THE PROBLEM ▸ Pull out each line in the rows below that contains the string "table", and copy those lines unchanged.

[start LISTED ENTRIES]

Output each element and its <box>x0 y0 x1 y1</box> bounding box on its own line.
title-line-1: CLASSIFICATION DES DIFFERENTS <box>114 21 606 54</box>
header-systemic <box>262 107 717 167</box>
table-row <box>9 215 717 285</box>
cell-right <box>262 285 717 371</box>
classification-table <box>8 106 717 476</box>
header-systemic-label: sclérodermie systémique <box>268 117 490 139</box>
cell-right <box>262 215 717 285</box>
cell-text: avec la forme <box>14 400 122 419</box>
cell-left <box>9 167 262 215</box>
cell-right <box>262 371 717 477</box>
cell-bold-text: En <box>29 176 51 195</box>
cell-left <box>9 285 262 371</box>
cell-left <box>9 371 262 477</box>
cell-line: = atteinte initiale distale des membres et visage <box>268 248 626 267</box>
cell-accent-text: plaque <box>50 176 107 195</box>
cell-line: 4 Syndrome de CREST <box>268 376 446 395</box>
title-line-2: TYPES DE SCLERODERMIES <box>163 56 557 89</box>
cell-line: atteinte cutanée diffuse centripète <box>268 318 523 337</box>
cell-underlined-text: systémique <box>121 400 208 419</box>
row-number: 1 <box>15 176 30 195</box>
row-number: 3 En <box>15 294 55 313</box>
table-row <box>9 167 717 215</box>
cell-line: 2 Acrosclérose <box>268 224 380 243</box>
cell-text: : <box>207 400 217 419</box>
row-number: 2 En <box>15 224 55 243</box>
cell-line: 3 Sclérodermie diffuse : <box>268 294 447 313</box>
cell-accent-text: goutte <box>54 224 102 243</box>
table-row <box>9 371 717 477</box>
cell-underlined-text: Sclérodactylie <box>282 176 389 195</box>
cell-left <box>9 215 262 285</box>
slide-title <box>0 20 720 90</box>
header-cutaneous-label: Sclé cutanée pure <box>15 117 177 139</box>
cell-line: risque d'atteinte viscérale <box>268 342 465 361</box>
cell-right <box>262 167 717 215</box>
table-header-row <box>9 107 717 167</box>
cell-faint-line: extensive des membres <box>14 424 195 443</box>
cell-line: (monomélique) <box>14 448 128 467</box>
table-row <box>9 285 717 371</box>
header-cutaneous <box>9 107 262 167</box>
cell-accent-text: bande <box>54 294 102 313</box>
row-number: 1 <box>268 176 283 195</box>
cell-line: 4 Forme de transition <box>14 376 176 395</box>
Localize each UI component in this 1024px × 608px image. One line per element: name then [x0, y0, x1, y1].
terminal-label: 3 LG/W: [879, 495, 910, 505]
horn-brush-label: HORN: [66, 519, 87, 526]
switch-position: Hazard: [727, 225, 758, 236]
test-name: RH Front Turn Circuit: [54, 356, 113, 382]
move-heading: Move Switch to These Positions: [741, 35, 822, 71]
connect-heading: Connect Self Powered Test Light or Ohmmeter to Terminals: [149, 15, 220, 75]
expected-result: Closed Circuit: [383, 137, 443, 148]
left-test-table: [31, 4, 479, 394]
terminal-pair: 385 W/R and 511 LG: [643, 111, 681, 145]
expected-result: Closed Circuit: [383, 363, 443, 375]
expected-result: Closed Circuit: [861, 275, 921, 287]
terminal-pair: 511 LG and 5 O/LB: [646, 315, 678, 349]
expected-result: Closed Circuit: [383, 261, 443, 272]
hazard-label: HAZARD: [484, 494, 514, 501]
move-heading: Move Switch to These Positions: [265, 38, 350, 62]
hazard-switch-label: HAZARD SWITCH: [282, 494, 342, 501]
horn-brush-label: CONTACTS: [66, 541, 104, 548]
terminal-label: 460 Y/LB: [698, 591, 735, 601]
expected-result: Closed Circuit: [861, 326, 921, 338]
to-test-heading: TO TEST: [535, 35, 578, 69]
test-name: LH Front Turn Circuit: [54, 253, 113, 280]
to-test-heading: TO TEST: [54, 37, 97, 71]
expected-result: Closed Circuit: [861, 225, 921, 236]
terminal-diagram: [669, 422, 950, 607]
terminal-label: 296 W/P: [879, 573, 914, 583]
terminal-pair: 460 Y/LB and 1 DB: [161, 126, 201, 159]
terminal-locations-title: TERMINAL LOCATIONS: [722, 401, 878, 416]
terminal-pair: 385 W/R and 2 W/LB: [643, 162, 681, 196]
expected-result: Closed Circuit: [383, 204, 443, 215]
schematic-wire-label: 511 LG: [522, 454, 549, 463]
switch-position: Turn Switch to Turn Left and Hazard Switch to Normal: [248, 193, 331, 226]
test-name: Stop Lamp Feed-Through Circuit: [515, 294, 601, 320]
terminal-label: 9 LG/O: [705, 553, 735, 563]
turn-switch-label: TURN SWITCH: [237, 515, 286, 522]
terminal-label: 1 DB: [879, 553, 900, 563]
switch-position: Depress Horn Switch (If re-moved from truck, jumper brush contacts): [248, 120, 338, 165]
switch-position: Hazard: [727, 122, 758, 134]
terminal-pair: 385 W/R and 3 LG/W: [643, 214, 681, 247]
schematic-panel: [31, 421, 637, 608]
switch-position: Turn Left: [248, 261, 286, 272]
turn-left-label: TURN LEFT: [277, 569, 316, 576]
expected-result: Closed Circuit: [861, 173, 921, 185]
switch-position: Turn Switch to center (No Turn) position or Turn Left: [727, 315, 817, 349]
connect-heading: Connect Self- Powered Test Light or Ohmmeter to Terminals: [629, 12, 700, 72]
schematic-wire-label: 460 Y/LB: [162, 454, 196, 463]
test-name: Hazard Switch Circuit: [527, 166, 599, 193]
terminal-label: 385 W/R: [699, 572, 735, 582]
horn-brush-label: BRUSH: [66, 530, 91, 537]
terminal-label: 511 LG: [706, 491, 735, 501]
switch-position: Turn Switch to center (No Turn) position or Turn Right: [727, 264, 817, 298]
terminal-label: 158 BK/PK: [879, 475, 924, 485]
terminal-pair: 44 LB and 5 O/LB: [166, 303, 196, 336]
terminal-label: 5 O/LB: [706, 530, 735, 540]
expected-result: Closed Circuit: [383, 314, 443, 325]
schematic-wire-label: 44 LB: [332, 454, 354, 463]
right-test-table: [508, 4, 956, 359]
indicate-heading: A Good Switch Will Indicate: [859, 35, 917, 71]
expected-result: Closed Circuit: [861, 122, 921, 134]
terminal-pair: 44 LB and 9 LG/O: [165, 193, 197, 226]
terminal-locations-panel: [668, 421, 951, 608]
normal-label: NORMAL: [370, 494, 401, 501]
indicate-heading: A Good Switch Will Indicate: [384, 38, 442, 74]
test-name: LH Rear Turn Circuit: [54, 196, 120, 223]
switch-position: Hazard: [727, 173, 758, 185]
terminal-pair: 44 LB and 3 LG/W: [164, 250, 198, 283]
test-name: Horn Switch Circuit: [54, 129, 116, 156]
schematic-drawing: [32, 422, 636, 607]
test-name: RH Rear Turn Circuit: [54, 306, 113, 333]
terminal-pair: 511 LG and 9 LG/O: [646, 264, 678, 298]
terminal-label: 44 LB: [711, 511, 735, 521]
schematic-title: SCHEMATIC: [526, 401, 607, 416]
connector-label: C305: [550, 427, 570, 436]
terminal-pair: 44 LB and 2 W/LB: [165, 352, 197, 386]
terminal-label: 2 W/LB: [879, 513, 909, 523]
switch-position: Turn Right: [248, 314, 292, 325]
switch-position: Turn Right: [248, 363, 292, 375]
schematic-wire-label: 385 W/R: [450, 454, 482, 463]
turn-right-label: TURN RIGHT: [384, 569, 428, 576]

[end LISTED ENTRIES]

RESPONSE ▸
table-row <box>9 215 717 285</box>
classification-table <box>8 106 717 476</box>
table-row <box>9 167 717 215</box>
table-row <box>9 371 717 477</box>
table-header-row <box>9 107 717 167</box>
table-row <box>9 285 717 371</box>
left-test-table: [31, 4, 479, 394]
right-test-table: [508, 4, 956, 359]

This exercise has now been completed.